AIM OF THE EXERCISE
Reproduce the full listing below unchanged, apart from the pictures.

===== EXCERPTED DATA =====

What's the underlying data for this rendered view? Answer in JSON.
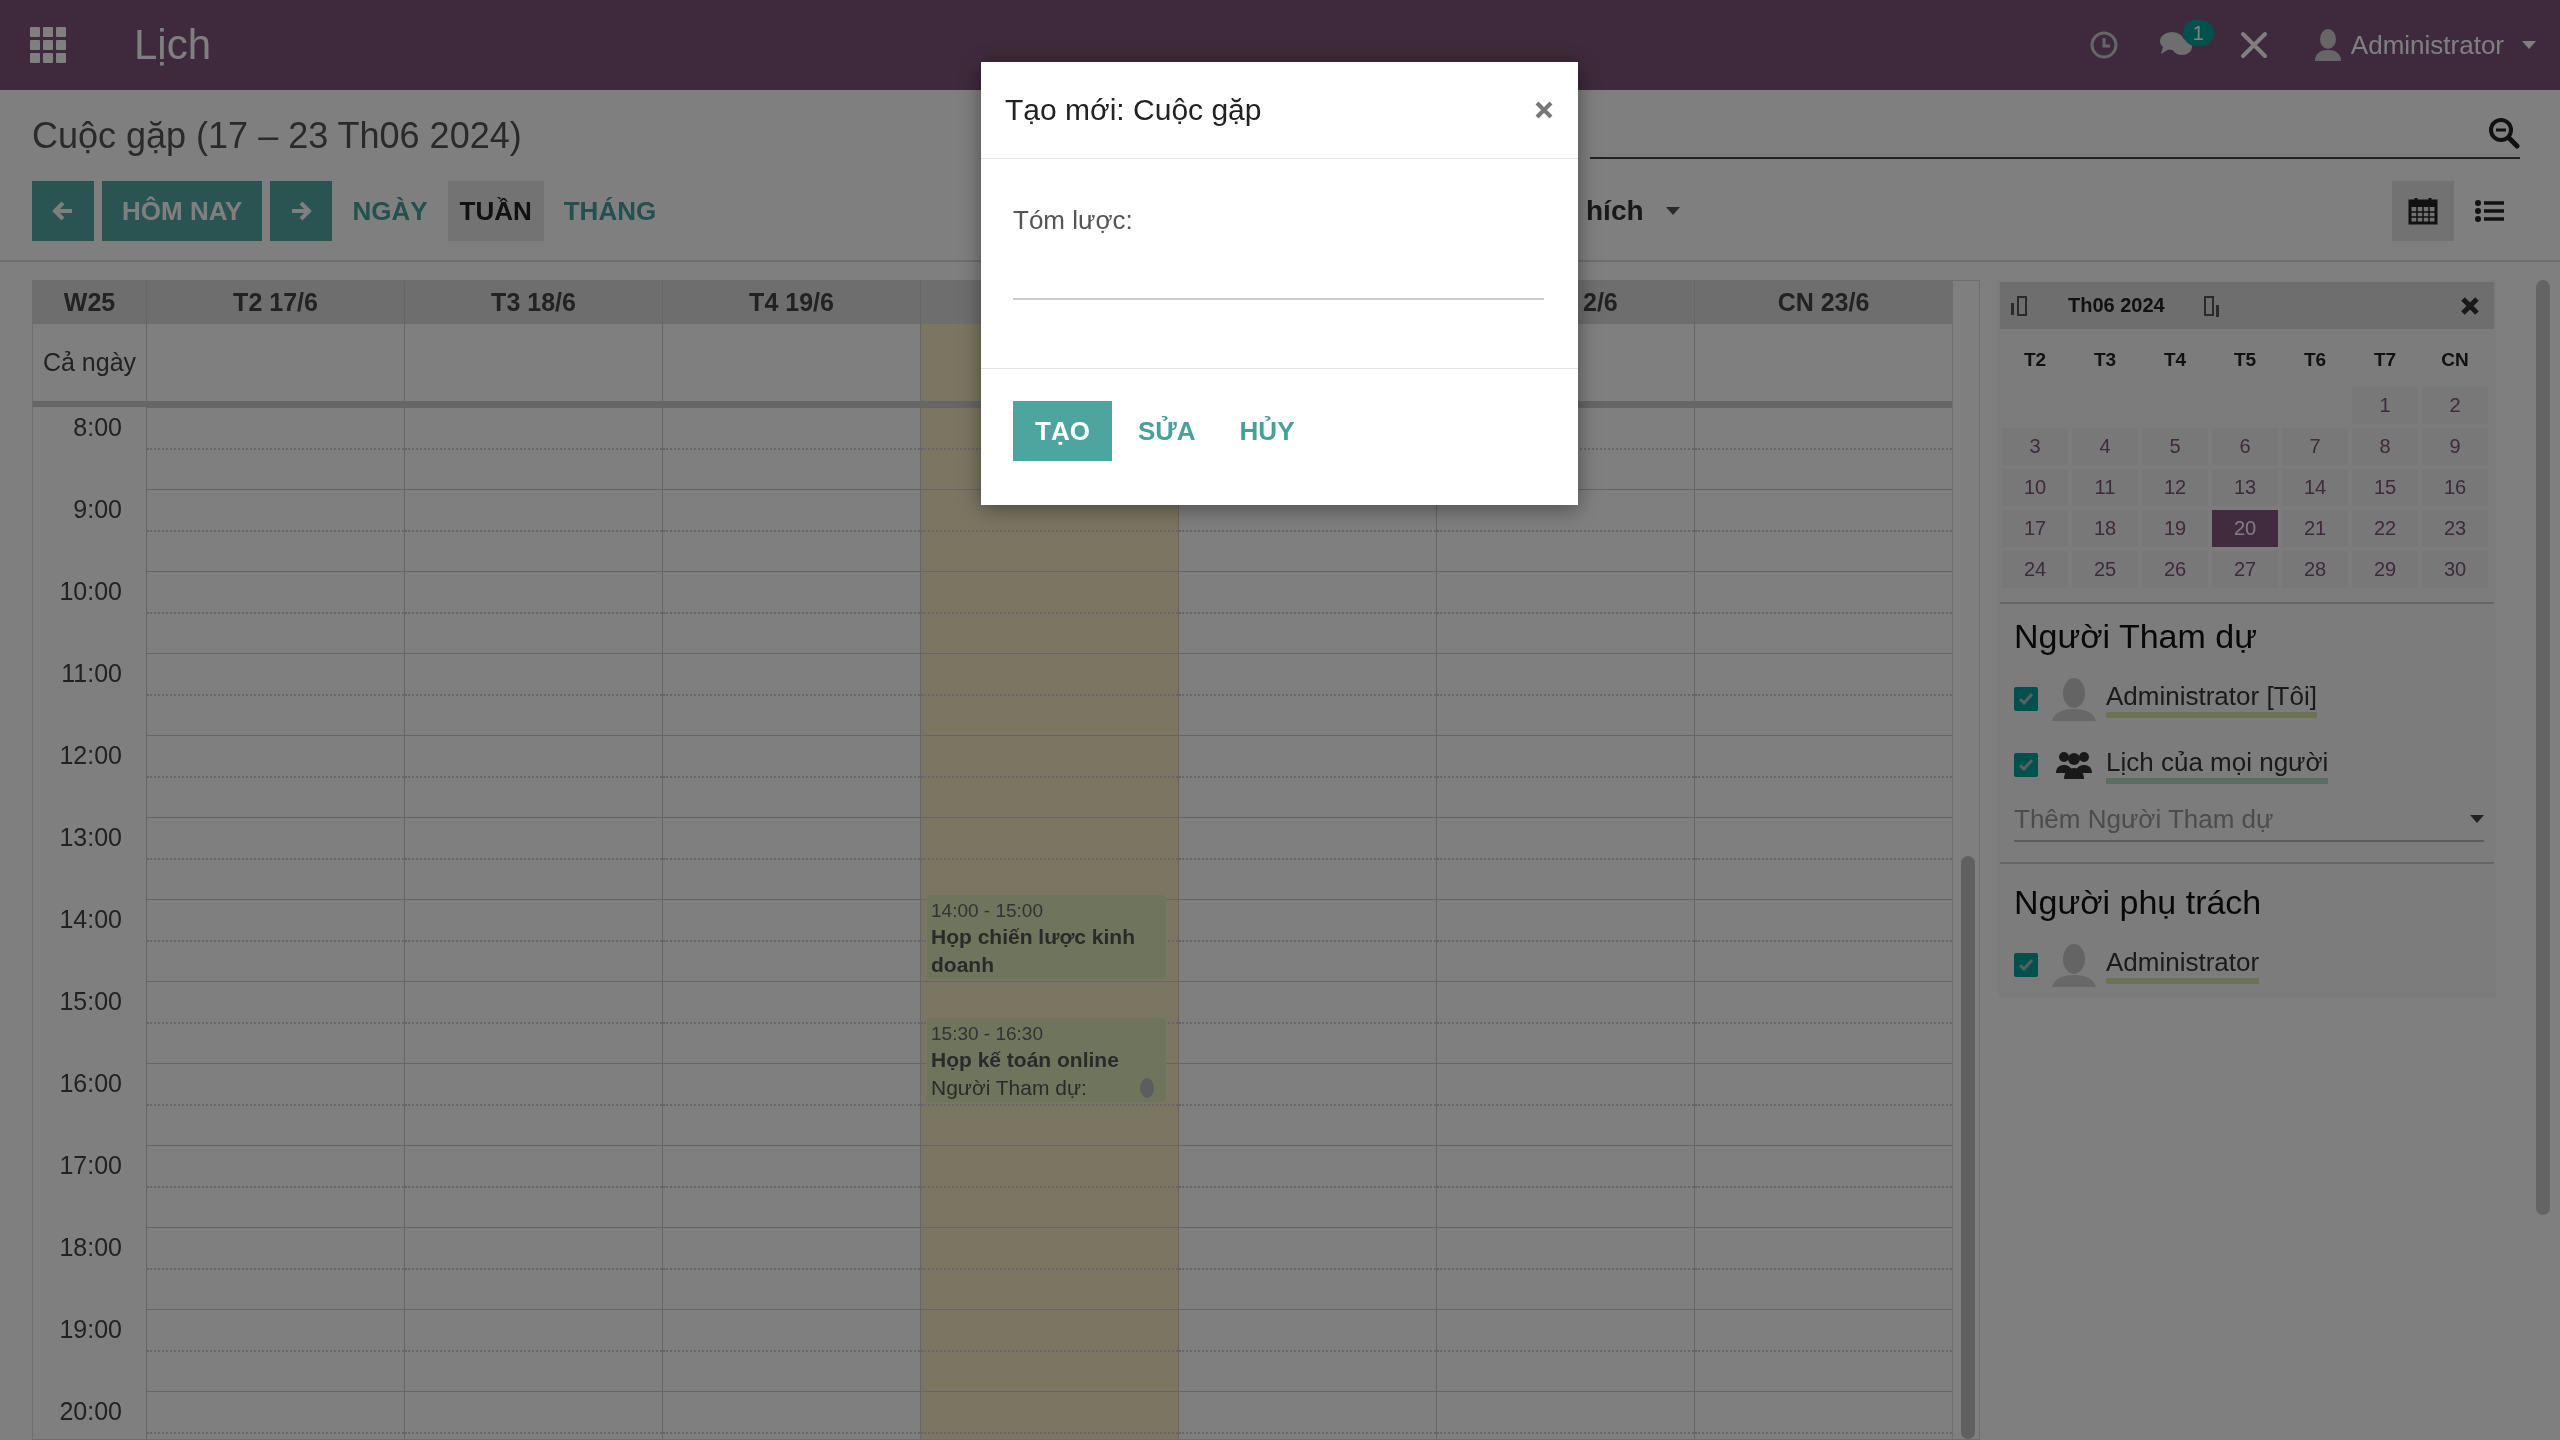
{
  "navbar": {
    "app_title": "Lịch",
    "chat_badge": "1",
    "user": "Administrator"
  },
  "control_panel": {
    "title": "Cuộc gặp (17 – 23 Th06 2024)",
    "today_label": "HÔM NAY",
    "scales": [
      {
        "label": "NGÀY",
        "selected": false
      },
      {
        "label": "TUẦN",
        "selected": true
      },
      {
        "label": "THÁNG",
        "selected": false
      }
    ],
    "filter_menu": "hích",
    "views": [
      {
        "kind": "calendar",
        "selected": true
      },
      {
        "kind": "list",
        "selected": false
      }
    ]
  },
  "calendar": {
    "week": "W25",
    "all_day_label": "Cả ngày",
    "days": [
      {
        "label": "T2 17/6",
        "today": false
      },
      {
        "label": "T3 18/6",
        "today": false
      },
      {
        "label": "T4 19/6",
        "today": false
      },
      {
        "today": true,
        "events": [
          {
            "time": "14:00 - 15:00",
            "title": "Họp chiến lược kinh doanh"
          },
          {
            "time": "15:30 - 16:30",
            "title": "Họp kế toán online",
            "attendees_label": "Người Tham dự:"
          }
        ]
      },
      {
        "today": false
      },
      {
        "label": "2/6",
        "today": false
      },
      {
        "label": "CN 23/6",
        "today": false
      }
    ],
    "hours": [
      "8:00",
      "9:00",
      "10:00",
      "11:00",
      "12:00",
      "13:00",
      "14:00",
      "15:00",
      "16:00",
      "17:00",
      "18:00",
      "19:00",
      "20:00"
    ]
  },
  "mini_calendar": {
    "title": "Th06 2024",
    "weekdays": [
      "T2",
      "T3",
      "T4",
      "T5",
      "T6",
      "T7",
      "CN"
    ],
    "weeks": [
      [
        {
          "label": "1",
          "selected": false
        },
        {
          "label": "2",
          "selected": false
        }
      ],
      [
        {
          "label": "3",
          "selected": false
        },
        {
          "label": "4",
          "selected": false
        },
        {
          "label": "5",
          "selected": false
        },
        {
          "label": "6",
          "selected": false
        },
        {
          "label": "7",
          "selected": false
        },
        {
          "label": "8",
          "selected": false
        },
        {
          "label": "9",
          "selected": false
        }
      ],
      [
        {
          "label": "10",
          "selected": false
        },
        {
          "label": "11",
          "selected": false
        },
        {
          "label": "12",
          "selected": false
        },
        {
          "label": "13",
          "selected": false
        },
        {
          "label": "14",
          "selected": false
        },
        {
          "label": "15",
          "selected": false
        },
        {
          "label": "16",
          "selected": false
        }
      ],
      [
        {
          "label": "17",
          "selected": false
        },
        {
          "label": "18",
          "selected": false
        },
        {
          "label": "19",
          "selected": false
        },
        {
          "label": "20",
          "selected": true
        },
        {
          "label": "21",
          "selected": false
        },
        {
          "label": "22",
          "selected": false
        },
        {
          "label": "23",
          "selected": false
        }
      ],
      [
        {
          "label": "24",
          "selected": false
        },
        {
          "label": "25",
          "selected": false
        },
        {
          "label": "26",
          "selected": false
        },
        {
          "label": "27",
          "selected": false
        },
        {
          "label": "28",
          "selected": false
        },
        {
          "label": "29",
          "selected": false
        },
        {
          "label": "30",
          "selected": false
        }
      ]
    ]
  },
  "filters": [
    {
      "title": "Người Tham dự",
      "items": [
        {
          "kind": "user",
          "label": "Administrator [Tôi]",
          "checked": true,
          "color": "#6b7354"
        },
        {
          "kind": "group",
          "label": "Lịch của mọi người",
          "checked": true,
          "color": "#5a6e62"
        }
      ],
      "add_placeholder": "Thêm Người Tham dự"
    },
    {
      "title": "Người phụ trách",
      "items": [
        {
          "kind": "user",
          "label": "Administrator",
          "checked": true,
          "color": "#6b7354"
        }
      ]
    }
  ],
  "dialog": {
    "title": "Tạo mới: Cuộc gặp",
    "field_label": "Tóm lược:",
    "buttons": [
      {
        "label": "TẠO",
        "kind": "primary"
      },
      {
        "label": "SỬA",
        "kind": "secondary"
      },
      {
        "label": "HỦY",
        "kind": "secondary"
      }
    ]
  }
}
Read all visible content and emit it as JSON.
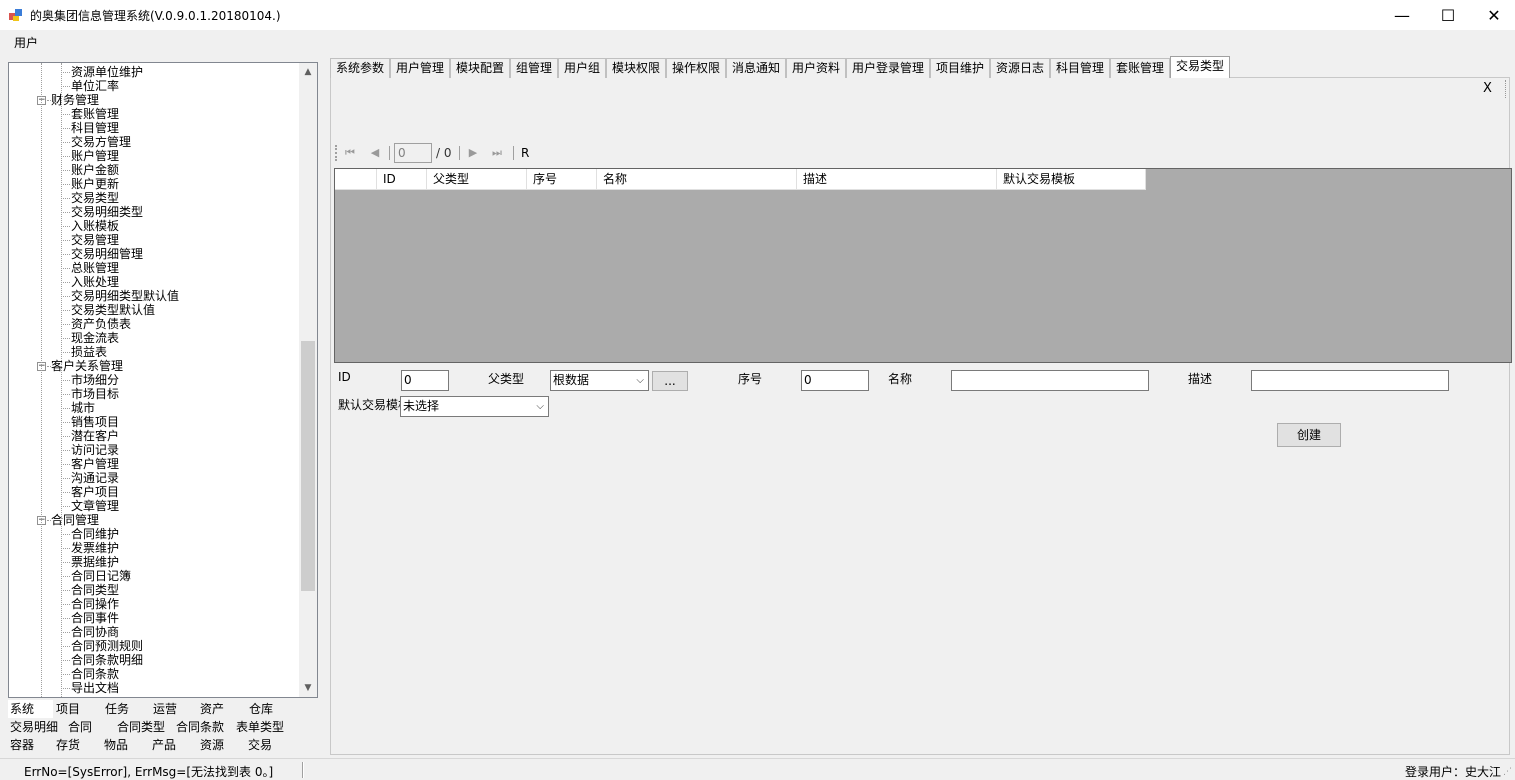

=====

WRITTEN RESPONSE
What's the underlying data for this rendered view? Answer in JSON.
{
  "navbar": {
    "app_title": "Lịch",
    "chat_badge": "1",
    "user": "Administrator"
  },
  "control_panel": {
    "title": "Cuộc gặp (17 – 23 Th06 2024)",
    "today_label": "HÔM NAY",
    "scales": [
      {
        "label": "NGÀY",
        "selected": false
      },
      {
        "label": "TUẦN",
        "selected": true
      },
      {
        "label": "THÁNG",
        "selected": false
      }
    ],
    "filter_menu": "hích",
    "views": [
      {
        "kind": "calendar",
        "selected": true
      },
      {
        "kind": "list",
        "selected": false
      }
    ]
  },
  "calendar": {
    "week": "W25",
    "all_day_label": "Cả ngày",
    "days": [
      {
        "label": "T2 17/6",
        "today": false
      },
      {
        "label": "T3 18/6",
        "today": false
      },
      {
        "label": "T4 19/6",
        "today": false
      },
      {
        "today": true,
        "events": [
          {
            "time": "14:00 - 15:00",
            "title": "Họp chiến lược kinh doanh"
          },
          {
            "time": "15:30 - 16:30",
            "title": "Họp kế toán online",
            "attendees_label": "Người Tham dự:"
          }
        ]
      },
      {
        "today": false
      },
      {
        "label": "2/6",
        "today": false
      },
      {
        "label": "CN 23/6",
        "today": false
      }
    ],
    "hours": [
      "8:00",
      "9:00",
      "10:00",
      "11:00",
      "12:00",
      "13:00",
      "14:00",
      "15:00",
      "16:00",
      "17:00",
      "18:00",
      "19:00",
      "20:00"
    ]
  },
  "mini_calendar": {
    "title": "Th06 2024",
    "weekdays": [
      "T2",
      "T3",
      "T4",
      "T5",
      "T6",
      "T7",
      "CN"
    ],
    "weeks": [
      [
        {
          "label": "1",
          "selected": false
        },
        {
          "label": "2",
          "selected": false
        }
      ],
      [
        {
          "label": "3",
          "selected": false
        },
        {
          "label": "4",
          "selected": false
        },
        {
          "label": "5",
          "selected": false
        },
        {
          "label": "6",
          "selected": false
        },
        {
          "label": "7",
          "selected": false
        },
        {
          "label": "8",
          "selected": false
        },
        {
          "label": "9",
          "selected": false
        }
      ],
      [
        {
          "label": "10",
          "selected": false
        },
        {
          "label": "11",
          "selected": false
        },
        {
          "label": "12",
          "selected": false
        },
        {
          "label": "13",
          "selected": false
        },
        {
          "label": "14",
          "selected": false
        },
        {
          "label": "15",
          "selected": false
        },
        {
          "label": "16",
          "selected": false
        }
      ],
      [
        {
          "label": "17",
          "selected": false
        },
        {
          "label": "18",
          "selected": false
        },
        {
          "label": "19",
          "selected": false
        },
        {
          "label": "20",
          "selected": true
        },
        {
          "label": "21",
          "selected": false
        },
        {
          "label": "22",
          "selected": false
        },
        {
          "label": "23",
          "selected": false
        }
      ],
      [
        {
          "label": "24",
          "selected": false
        },
        {
          "label": "25",
          "selected": false
        },
        {
          "label": "26",
          "selected": false
        },
        {
          "label": "27",
          "selected": false
        },
        {
          "label": "28",
          "selected": false
        },
        {
          "label": "29",
          "selected": false
        },
        {
          "label": "30",
          "selected": false
        }
      ]
    ]
  },
  "filters": [
    {
      "title": "Người Tham dự",
      "items": [
        {
          "kind": "user",
          "label": "Administrator [Tôi]",
          "checked": true,
          "color": "#6b7354"
        },
        {
          "kind": "group",
          "label": "Lịch của mọi người",
          "checked": true,
          "color": "#5a6e62"
        }
      ],
      "add_placeholder": "Thêm Người Tham dự"
    },
    {
      "title": "Người phụ trách",
      "items": [
        {
          "kind": "user",
          "label": "Administrator",
          "checked": true,
          "color": "#6b7354"
        }
      ]
    }
  ],
  "dialog": {
    "title": "Tạo mới: Cuộc gặp",
    "field_label": "Tóm lược:",
    "buttons": [
      {
        "label": "TẠO",
        "kind": "primary"
      },
      {
        "label": "SỬA",
        "kind": "secondary"
      },
      {
        "label": "HỦY",
        "kind": "secondary"
      }
    ]
  }
}
Read all visible content and emit it as JSON.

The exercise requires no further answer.